Output the material below unchanged, apart from leaving out the pictures.

——

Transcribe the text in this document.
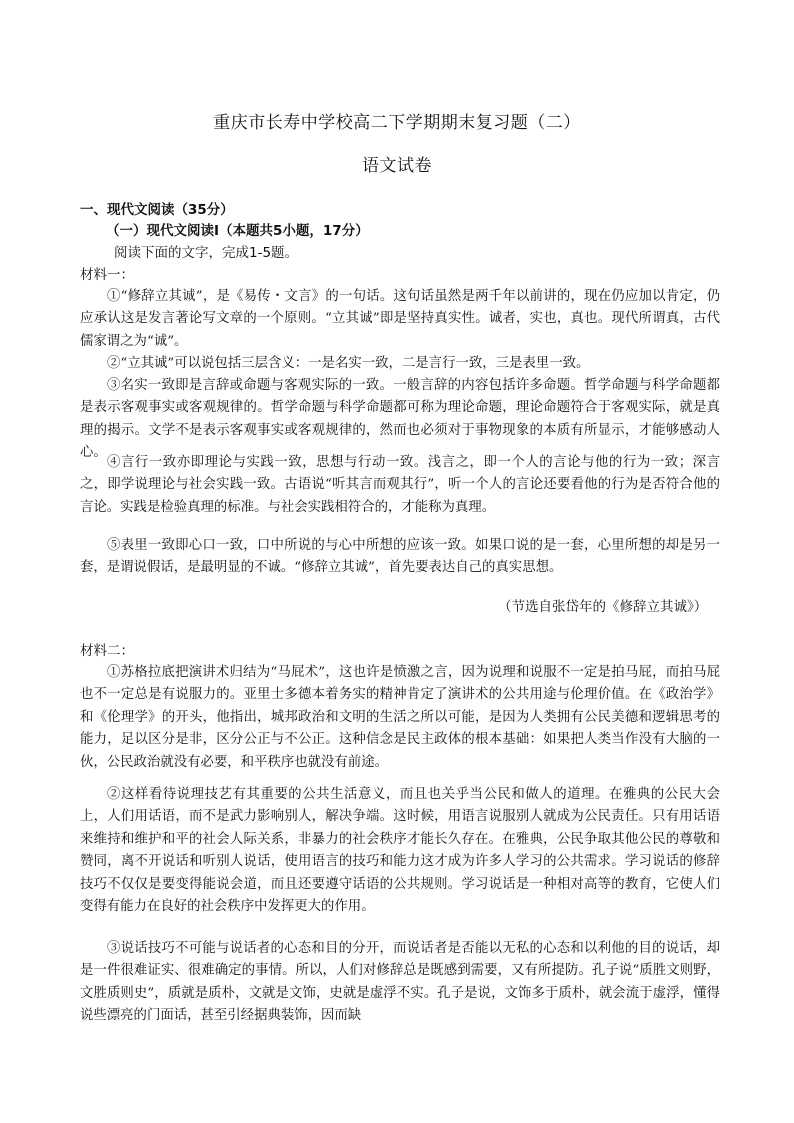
重庆市长寿中学校高二下学期期末复习题（二）
语文试卷
一、现代文阅读（35分）
（一）现代文阅读Ⅰ（本题共5小题，17分）
阅读下面的文字，完成1-5题。
材料一：
①“修辞立其诚”，是《易传・文言》的一句话。这句话虽然是两千年以前讲的，现在仍应加以肯定，仍应承认这是发言著论写文章的一个原则。“立其诚”即是坚持真实性。诚者，实也，真也。现代所谓真，古代儒家谓之为“诚”。
②“立其诚”可以说包括三层含义：一是名实一致，二是言行一致，三是表里一致。
③名实一致即是言辞或命题与客观实际的一致。一般言辞的内容包括许多命题。哲学命题与科学命题都是表示客观事实或客观规律的。哲学命题与科学命题都可称为理论命题，理论命题符合于客观实际，就是真理的揭示。文学不是表示客观事实或客观规律的，然而也必须对于事物现象的本质有所显示，才能够感动人心。
④言行一致亦即理论与实践一致，思想与行动一致。浅言之，即一个人的言论与他的行为一致；深言之，即学说理论与社会实践一致。古语说“听其言而观其行”，听一个人的言论还要看他的行为是否符合他的言论。实践是检验真理的标准。与社会实践相符合的，才能称为真理。
⑤表里一致即心口一致，口中所说的与心中所想的应该一致。如果口说的是一套，心里所想的却是另一套，是谓说假话，是最明显的不诚。“修辞立其诚”，首先要表达自己的真实思想。
（节选自张岱年的《修辞立其诚》）
材料二：
①苏格拉底把演讲术归结为“马屁术”，这也许是愤激之言，因为说理和说服不一定是拍马屁，而拍马屁也不一定总是有说服力的。亚里士多德本着务实的精神肯定了演讲术的公共用途与伦理价值。在《政治学》和《伦理学》的开头，他指出，城邦政治和文明的生活之所以可能，是因为人类拥有公民美德和逻辑思考的能力，足以区分是非，区分公正与不公正。这种信念是民主政体的根本基础：如果把人类当作没有大脑的一伙，公民政治就没有必要，和平秩序也就没有前途。
②这样看待说理技艺有其重要的公共生活意义，而且也关乎当公民和做人的道理。在雅典的公民大会上，人们用话语，而不是武力影响别人，解决争端。这时候，用语言说服别人就成为公民责任。只有用话语来维持和维护和平的社会人际关系，非暴力的社会秩序才能长久存在。在雅典，公民争取其他公民的尊敬和赞同，离不开说话和听别人说话，使用语言的技巧和能力这才成为许多人学习的公共需求。学习说话的修辞技巧不仅仅是要变得能说会道，而且还要遵守话语的公共规则。学习说话是一种相对高等的教育，它使人们变得有能力在良好的社会秩序中发挥更大的作用。
③说话技巧不可能与说话者的心态和目的分开，而说话者是否能以无私的心态和以利他的目的说话，却是一件很难证实、很难确定的事情。所以，人们对修辞总是既感到需要，又有所提防。孔子说“质胜文则野，文胜质则史”，质就是质朴，文就是文饰，史就是虚浮不实。孔子是说，文饰多于质朴，就会流于虚浮，懂得说些漂亮的门面话，甚至引经据典装饰，因而缺
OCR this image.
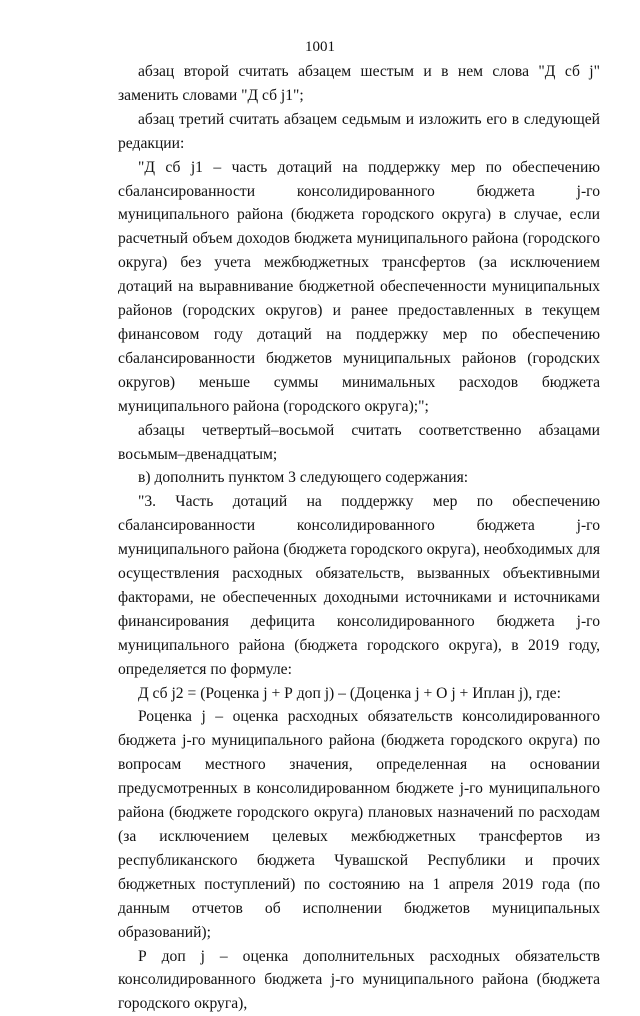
1001

абзац второй считать абзацем шестым и в нем слова "Д сб j" заменить словами "Д сб j1";

абзац третий считать абзацем седьмым и изложить его в следующей редакции:

"Д сб j1 – часть дотаций на поддержку мер по обеспечению сбалансированности консолидированного бюджета j-го муниципального района (бюджета городского округа) в случае, если расчетный объем доходов бюджета муниципального района (городского округа) без учета межбюджетных трансфертов (за исключением дотаций на выравнивание бюджетной обеспеченности муниципальных районов (городских округов) и ранее предоставленных в текущем финансовом году дотаций на поддержку мер по обеспечению сбалансированности бюджетов муниципальных районов (городских округов) меньше суммы минимальных расходов бюджета муниципального района (городского округа);";

абзацы четвертый–восьмой считать соответственно абзацами восьмым–двенадцатым;

в) дополнить пунктом 3 следующего содержания:

"3. Часть дотаций на поддержку мер по обеспечению сбалансированности консолидированного бюджета j-го муниципального района (бюджета городского округа), необходимых для осуществления расходных обязательств, вызванных объективными факторами, не обеспеченных доходными источниками и источниками финансирования дефицита консолидированного бюджета j-го муниципального района (бюджета городского округа), в 2019 году, определяется по формуле:

Д сб j2 = (Роценка j + Р доп j) – (Доценка j + О j + Иплан j), где:

Роценка j – оценка расходных обязательств консолидированного бюджета j-го муниципального района (бюджета городского округа) по вопросам местного значения, определенная на основании предусмотренных в консолидированном бюджете j-го муниципального района (бюджете городского округа) плановых назначений по расходам (за исключением целевых межбюджетных трансфертов из республиканского бюджета Чувашской Республики и прочих бюджетных поступлений) по состоянию на 1 апреля 2019 года (по данным отчетов об исполнении бюджетов муниципальных образований);

Р доп j – оценка дополнительных расходных обязательств консолидированного бюджета j-го муниципального района (бюджета городского округа),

——

Exercise answer >>
Transcribe the text in this document.
重庆市长寿中学校高二下学期期末复习题（二）
语文试卷
一、现代文阅读（35分）
（一）现代文阅读Ⅰ（本题共5小题，17分）
阅读下面的文字，完成1-5题。
材料一：
①“修辞立其诚”，是《易传・文言》的一句话。这句话虽然是两千年以前讲的，现在仍应加以肯定，仍应承认这是发言著论写文章的一个原则。“立其诚”即是坚持真实性。诚者，实也，真也。现代所谓真，古代儒家谓之为“诚”。
②“立其诚”可以说包括三层含义：一是名实一致，二是言行一致，三是表里一致。
③名实一致即是言辞或命题与客观实际的一致。一般言辞的内容包括许多命题。哲学命题与科学命题都是表示客观事实或客观规律的。哲学命题与科学命题都可称为理论命题，理论命题符合于客观实际，就是真理的揭示。文学不是表示客观事实或客观规律的，然而也必须对于事物现象的本质有所显示，才能够感动人心。
④言行一致亦即理论与实践一致，思想与行动一致。浅言之，即一个人的言论与他的行为一致；深言之，即学说理论与社会实践一致。古语说“听其言而观其行”，听一个人的言论还要看他的行为是否符合他的言论。实践是检验真理的标准。与社会实践相符合的，才能称为真理。
⑤表里一致即心口一致，口中所说的与心中所想的应该一致。如果口说的是一套，心里所想的却是另一套，是谓说假话，是最明显的不诚。“修辞立其诚”，首先要表达自己的真实思想。
（节选自张岱年的《修辞立其诚》）
材料二：
①苏格拉底把演讲术归结为“马屁术”，这也许是愤激之言，因为说理和说服不一定是拍马屁，而拍马屁也不一定总是有说服力的。亚里士多德本着务实的精神肯定了演讲术的公共用途与伦理价值。在《政治学》和《伦理学》的开头，他指出，城邦政治和文明的生活之所以可能，是因为人类拥有公民美德和逻辑思考的能力，足以区分是非，区分公正与不公正。这种信念是民主政体的根本基础：如果把人类当作没有大脑的一伙，公民政治就没有必要，和平秩序也就没有前途。
②这样看待说理技艺有其重要的公共生活意义，而且也关乎当公民和做人的道理。在雅典的公民大会上，人们用话语，而不是武力影响别人，解决争端。这时候，用语言说服别人就成为公民责任。只有用话语来维持和维护和平的社会人际关系，非暴力的社会秩序才能长久存在。在雅典，公民争取其他公民的尊敬和赞同，离不开说话和听别人说话，使用语言的技巧和能力这才成为许多人学习的公共需求。学习说话的修辞技巧不仅仅是要变得能说会道，而且还要遵守话语的公共规则。学习说话是一种相对高等的教育，它使人们变得有能力在良好的社会秩序中发挥更大的作用。
③说话技巧不可能与说话者的心态和目的分开，而说话者是否能以无私的心态和以利他的目的说话，却是一件很难证实、很难确定的事情。所以，人们对修辞总是既感到需要，又有所提防。孔子说“质胜文则野，文胜质则史”，质就是质朴，文就是文饰，史就是虚浮不实。孔子是说，文饰多于质朴，就会流于虚浮，懂得说些漂亮的门面话，甚至引经据典装饰，因而缺
OCR this image.
1001

абзац второй считать абзацем шестым и в нем слова "Д сб j" заменить словами "Д сб j1";

абзац третий считать абзацем седьмым и изложить его в следующей редакции:

"Д сб j1 – часть дотаций на поддержку мер по обеспечению сбалансированности консолидированного бюджета j-го муниципального района (бюджета городского округа) в случае, если расчетный объем доходов бюджета муниципального района (городского округа) без учета межбюджетных трансфертов (за исключением дотаций на выравнивание бюджетной обеспеченности муниципальных районов (городских округов) и ранее предоставленных в текущем финансовом году дотаций на поддержку мер по обеспечению сбалансированности бюджетов муниципальных районов (городских округов) меньше суммы минимальных расходов бюджета муниципального района (городского округа);";

абзацы четвертый–восьмой считать соответственно абзацами восьмым–двенадцатым;

в) дополнить пунктом 3 следующего содержания:

"3. Часть дотаций на поддержку мер по обеспечению сбалансированности консолидированного бюджета j-го муниципального района (бюджета городского округа), необходимых для осуществления расходных обязательств, вызванных объективными факторами, не обеспеченных доходными источниками и источниками финансирования дефицита консолидированного бюджета j-го муниципального района (бюджета городского округа), в 2019 году, определяется по формуле:

Д сб j2 = (Роценка j + Р доп j) – (Доценка j + О j + Иплан j), где:

Роценка j – оценка расходных обязательств консолидированного бюджета j-го муниципального района (бюджета городского округа) по вопросам местного значения, определенная на основании предусмотренных в консолидированном бюджете j-го муниципального района (бюджете городского округа) плановых назначений по расходам (за исключением целевых межбюджетных трансфертов из республиканского бюджета Чувашской Республики и прочих бюджетных поступлений) по состоянию на 1 апреля 2019 года (по данным отчетов об исполнении бюджетов муниципальных образований);

Р доп j – оценка дополнительных расходных обязательств консолидированного бюджета j-го муниципального района (бюджета городского округа),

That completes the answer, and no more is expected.